--- Start EXTRACTED DATA ---
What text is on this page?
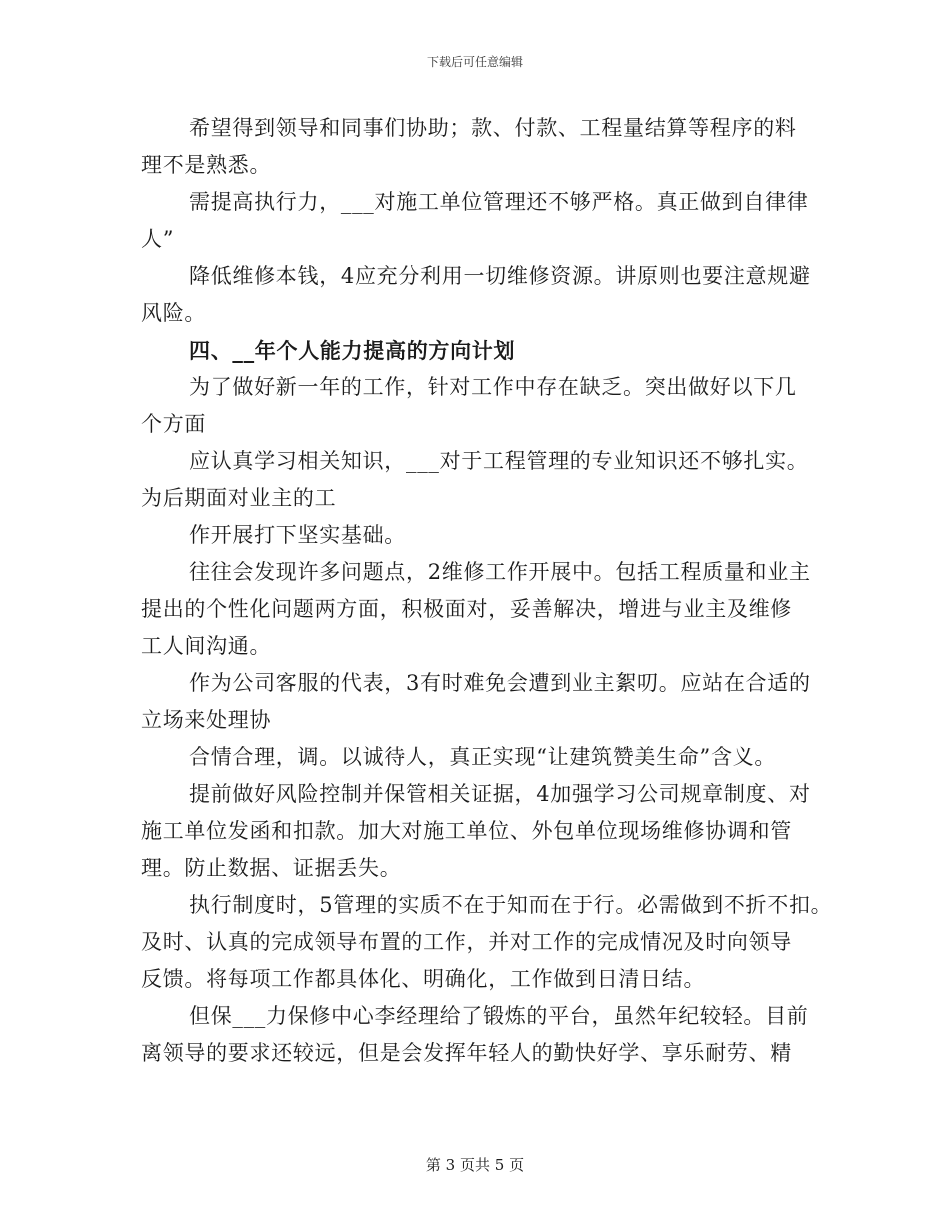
下载后可任意编辑
希望得到领导和同事们协助；款、付款、工程量结算等程序的料
理不是熟悉。
需提高执行力，___对施工单位管理还不够严格。真正做到自律律
人”
降低维修本钱，4应充分利用一切维修资源。讲原则也要注意规避
风险。
四、__年个人能力提高的方向计划
为了做好新一年的工作，针对工作中存在缺乏。突出做好以下几
个方面
应认真学习相关知识，___对于工程管理的专业知识还不够扎实。
为后期面对业主的工
作开展打下坚实基础。
往往会发现许多问题点，2维修工作开展中。包括工程质量和业主
提出的个性化问题两方面，积极面对，妥善解决，增进与业主及维修
工人间沟通。
作为公司客服的代表，3有时难免会遭到业主絮叨。应站在合适的
立场来处理协
合情合理，调。以诚待人，真正实现“让建筑赞美生命”含义。
提前做好风险控制并保管相关证据，4加强学习公司规章制度、对
施工单位发函和扣款。加大对施工单位、外包单位现场维修协调和管
理。防止数据、证据丢失。
执行制度时，5管理的实质不在于知而在于行。必需做到不折不扣。
及时、认真的完成领导布置的工作，并对工作的完成情况及时向领导
反馈。将每项工作都具体化、明确化，工作做到日清日结。
但保___力保修中心李经理给了锻炼的平台，虽然年纪较轻。目前
离领导的要求还较远，但是会发挥年轻人的勤快好学、享乐耐劳、精
第 3 页共 5 页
--- End EXTRACTED DATA ---
> **WRITTEN INSTRUCTION**:
Set the data above down again exactly as given, with no pictures.

> **CORRECT ANSWER**:
What text is on this page?
下载后可任意编辑
希望得到领导和同事们协助；款、付款、工程量结算等程序的料
理不是熟悉。
需提高执行力，___对施工单位管理还不够严格。真正做到自律律
人”
降低维修本钱，4应充分利用一切维修资源。讲原则也要注意规避
风险。
四、__年个人能力提高的方向计划
为了做好新一年的工作，针对工作中存在缺乏。突出做好以下几
个方面
应认真学习相关知识，___对于工程管理的专业知识还不够扎实。
为后期面对业主的工
作开展打下坚实基础。
往往会发现许多问题点，2维修工作开展中。包括工程质量和业主
提出的个性化问题两方面，积极面对，妥善解决，增进与业主及维修
工人间沟通。
作为公司客服的代表，3有时难免会遭到业主絮叨。应站在合适的
立场来处理协
合情合理，调。以诚待人，真正实现“让建筑赞美生命”含义。
提前做好风险控制并保管相关证据，4加强学习公司规章制度、对
施工单位发函和扣款。加大对施工单位、外包单位现场维修协调和管
理。防止数据、证据丢失。
执行制度时，5管理的实质不在于知而在于行。必需做到不折不扣。
及时、认真的完成领导布置的工作，并对工作的完成情况及时向领导
反馈。将每项工作都具体化、明确化，工作做到日清日结。
但保___力保修中心李经理给了锻炼的平台，虽然年纪较轻。目前
离领导的要求还较远，但是会发挥年轻人的勤快好学、享乐耐劳、精
第 3 页共 5 页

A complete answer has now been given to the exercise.